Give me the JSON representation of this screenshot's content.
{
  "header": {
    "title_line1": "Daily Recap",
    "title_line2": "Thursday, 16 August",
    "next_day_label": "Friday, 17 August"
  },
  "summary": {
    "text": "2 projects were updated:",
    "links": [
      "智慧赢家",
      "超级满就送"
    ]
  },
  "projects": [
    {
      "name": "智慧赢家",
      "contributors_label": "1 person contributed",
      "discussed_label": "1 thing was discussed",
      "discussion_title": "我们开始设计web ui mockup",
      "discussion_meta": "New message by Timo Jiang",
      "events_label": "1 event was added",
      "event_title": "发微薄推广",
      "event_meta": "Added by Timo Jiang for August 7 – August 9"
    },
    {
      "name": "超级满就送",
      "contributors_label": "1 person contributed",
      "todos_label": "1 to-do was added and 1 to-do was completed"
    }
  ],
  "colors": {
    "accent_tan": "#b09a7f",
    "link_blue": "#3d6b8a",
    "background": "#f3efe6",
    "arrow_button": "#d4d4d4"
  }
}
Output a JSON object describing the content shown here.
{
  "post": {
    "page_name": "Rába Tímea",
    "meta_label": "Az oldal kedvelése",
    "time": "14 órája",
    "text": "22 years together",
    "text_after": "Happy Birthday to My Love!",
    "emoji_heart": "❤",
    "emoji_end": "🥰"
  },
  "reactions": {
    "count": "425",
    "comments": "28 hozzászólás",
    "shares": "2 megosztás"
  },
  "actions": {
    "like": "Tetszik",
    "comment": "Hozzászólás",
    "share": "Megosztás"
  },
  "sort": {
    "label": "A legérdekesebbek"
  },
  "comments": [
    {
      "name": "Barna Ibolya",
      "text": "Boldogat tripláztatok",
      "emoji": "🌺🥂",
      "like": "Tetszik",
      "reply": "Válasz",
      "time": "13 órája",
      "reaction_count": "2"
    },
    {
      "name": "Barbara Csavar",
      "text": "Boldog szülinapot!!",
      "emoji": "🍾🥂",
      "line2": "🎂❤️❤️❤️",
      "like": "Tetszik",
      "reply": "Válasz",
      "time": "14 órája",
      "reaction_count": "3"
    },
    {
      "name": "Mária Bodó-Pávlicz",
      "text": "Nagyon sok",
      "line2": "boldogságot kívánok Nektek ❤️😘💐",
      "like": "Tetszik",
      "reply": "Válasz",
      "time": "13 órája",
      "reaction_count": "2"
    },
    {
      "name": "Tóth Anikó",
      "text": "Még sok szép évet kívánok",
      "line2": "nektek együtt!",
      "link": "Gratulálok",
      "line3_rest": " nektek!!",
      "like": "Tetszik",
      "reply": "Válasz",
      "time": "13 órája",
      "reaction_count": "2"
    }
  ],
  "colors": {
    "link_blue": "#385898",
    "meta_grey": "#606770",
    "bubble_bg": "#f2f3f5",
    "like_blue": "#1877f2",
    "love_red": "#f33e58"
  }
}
··········
Task goal: Repeat back the data above, exact to the last character.

Written response:
Give me the JSON representation of this screenshot's content.
{
  "header": {
    "title_line1": "Daily Recap",
    "title_line2": "Thursday, 16 August",
    "next_day_label": "Friday, 17 August"
  },
  "summary": {
    "text": "2 projects were updated:",
    "links": [
      "智慧赢家",
      "超级满就送"
    ]
  },
  "projects": [
    {
      "name": "智慧赢家",
      "contributors_label": "1 person contributed",
      "discussed_label": "1 thing was discussed",
      "discussion_title": "我们开始设计web ui mockup",
      "discussion_meta": "New message by Timo Jiang",
      "events_label": "1 event was added",
      "event_title": "发微薄推广",
      "event_meta": "Added by Timo Jiang for August 7 – August 9"
    },
    {
      "name": "超级满就送",
      "contributors_label": "1 person contributed",
      "todos_label": "1 to-do was added and 1 to-do was completed"
    }
  ],
  "colors": {
    "accent_tan": "#b09a7f",
    "link_blue": "#3d6b8a",
    "background": "#f3efe6",
    "arrow_button": "#d4d4d4"
  }
}
Output a JSON object describing the content shown here.
{
  "post": {
    "page_name": "Rába Tímea",
    "meta_label": "Az oldal kedvelése",
    "time": "14 órája",
    "text": "22 years together",
    "text_after": "Happy Birthday to My Love!",
    "emoji_heart": "❤",
    "emoji_end": "🥰"
  },
  "reactions": {
    "count": "425",
    "comments": "28 hozzászólás",
    "shares": "2 megosztás"
  },
  "actions": {
    "like": "Tetszik",
    "comment": "Hozzászólás",
    "share": "Megosztás"
  },
  "sort": {
    "label": "A legérdekesebbek"
  },
  "comments": [
    {
      "name": "Barna Ibolya",
      "text": "Boldogat tripláztatok",
      "emoji": "🌺🥂",
      "like": "Tetszik",
      "reply": "Válasz",
      "time": "13 órája",
      "reaction_count": "2"
    },
    {
      "name": "Barbara Csavar",
      "text": "Boldog szülinapot!!",
      "emoji": "🍾🥂",
      "line2": "🎂❤️❤️❤️",
      "like": "Tetszik",
      "reply": "Válasz",
      "time": "14 órája",
      "reaction_count": "3"
    },
    {
      "name": "Mária Bodó-Pávlicz",
      "text": "Nagyon sok",
      "line2": "boldogságot kívánok Nektek ❤️😘💐",
      "like": "Tetszik",
      "reply": "Válasz",
      "time": "13 órája",
      "reaction_count": "2"
    },
    {
      "name": "Tóth Anikó",
      "text": "Még sok szép évet kívánok",
      "line2": "nektek együtt!",
      "link": "Gratulálok",
      "line3_rest": " nektek!!",
      "like": "Tetszik",
      "reply": "Válasz",
      "time": "13 órája",
      "reaction_count": "2"
    }
  ],
  "colors": {
    "link_blue": "#385898",
    "meta_grey": "#606770",
    "bubble_bg": "#f2f3f5",
    "like_blue": "#1877f2",
    "love_red": "#f33e58"
  }
}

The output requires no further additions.